Copy the data precisely, character for character, and leave out every picture.

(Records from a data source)
-*-*-
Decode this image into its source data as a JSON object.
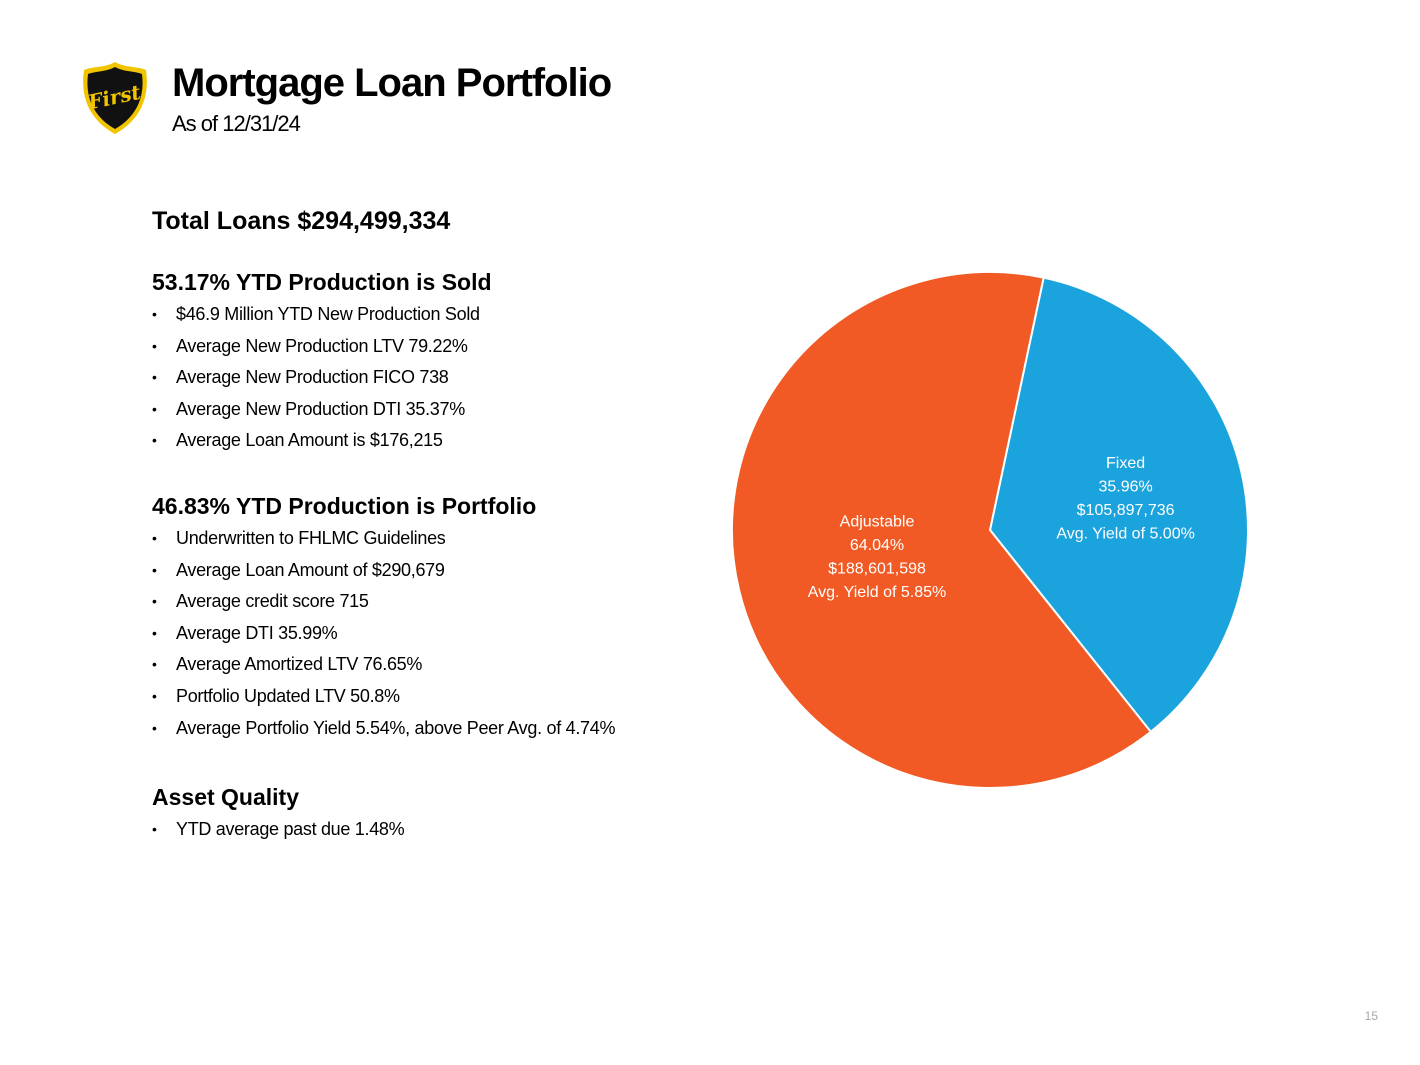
{
  "header": {
    "title": "Mortgage Loan Portfolio",
    "subtitle": "As of 12/31/24",
    "logo": {
      "text": "First",
      "colors": {
        "outer": "#f1c400",
        "inner": "#111111"
      }
    }
  },
  "content": {
    "total": "Total Loans $294,499,334",
    "sections": [
      {
        "heading": "53.17% YTD Production is Sold",
        "items": [
          "$46.9 Million YTD New Production Sold",
          "Average New Production LTV 79.22%",
          "Average New Production FICO 738",
          "Average New Production DTI 35.37%",
          "Average Loan Amount is $176,215"
        ]
      },
      {
        "heading": "46.83% YTD Production is Portfolio",
        "items": [
          "Underwritten to FHLMC Guidelines",
          "Average Loan Amount of $290,679",
          "Average credit score 715",
          "Average DTI 35.99%",
          "Average Amortized LTV 76.65%",
          "Portfolio Updated LTV 50.8%",
          "Average Portfolio Yield 5.54%, above Peer Avg. of 4.74%"
        ]
      },
      {
        "heading": "Asset Quality",
        "items": [
          "YTD average past due 1.48%"
        ]
      }
    ]
  },
  "chart_data": {
    "type": "pie",
    "title": "",
    "legend": "none",
    "slices": [
      {
        "name": "Fixed",
        "percent": 35.96,
        "value": 105897736,
        "label_lines": [
          "Fixed",
          "35.96%",
          "$105,897,736",
          "Avg. Yield of 5.00%"
        ],
        "color": "#1ba3dd"
      },
      {
        "name": "Adjustable",
        "percent": 64.04,
        "value": 188601598,
        "label_lines": [
          "Adjustable",
          "64.04%",
          "$188,601,598",
          "Avg. Yield of 5.85%"
        ],
        "color": "#f15a24"
      }
    ]
  },
  "footer": {
    "page_number": "15"
  }
}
-*-*-
◆ SOLUTION ◆
Decode this image into its source data as a JSON object.
{
  "header": {
    "title": "Mortgage Loan Portfolio",
    "subtitle": "As of 12/31/24",
    "logo": {
      "text": "First",
      "colors": {
        "outer": "#f1c400",
        "inner": "#111111"
      }
    }
  },
  "content": {
    "total": "Total Loans $294,499,334",
    "sections": [
      {
        "heading": "53.17% YTD Production is Sold",
        "items": [
          "$46.9 Million YTD New Production Sold",
          "Average New Production LTV 79.22%",
          "Average New Production FICO 738",
          "Average New Production DTI 35.37%",
          "Average Loan Amount is $176,215"
        ]
      },
      {
        "heading": "46.83% YTD Production is Portfolio",
        "items": [
          "Underwritten to FHLMC Guidelines",
          "Average Loan Amount of $290,679",
          "Average credit score 715",
          "Average DTI 35.99%",
          "Average Amortized LTV 76.65%",
          "Portfolio Updated LTV 50.8%",
          "Average Portfolio Yield 5.54%, above Peer Avg. of 4.74%"
        ]
      },
      {
        "heading": "Asset Quality",
        "items": [
          "YTD average past due 1.48%"
        ]
      }
    ]
  },
  "chart_data": {
    "type": "pie",
    "title": "",
    "legend": "none",
    "slices": [
      {
        "name": "Fixed",
        "percent": 35.96,
        "value": 105897736,
        "label_lines": [
          "Fixed",
          "35.96%",
          "$105,897,736",
          "Avg. Yield of 5.00%"
        ],
        "color": "#1ba3dd"
      },
      {
        "name": "Adjustable",
        "percent": 64.04,
        "value": 188601598,
        "label_lines": [
          "Adjustable",
          "64.04%",
          "$188,601,598",
          "Avg. Yield of 5.85%"
        ],
        "color": "#f15a24"
      }
    ]
  },
  "footer": {
    "page_number": "15"
  }
}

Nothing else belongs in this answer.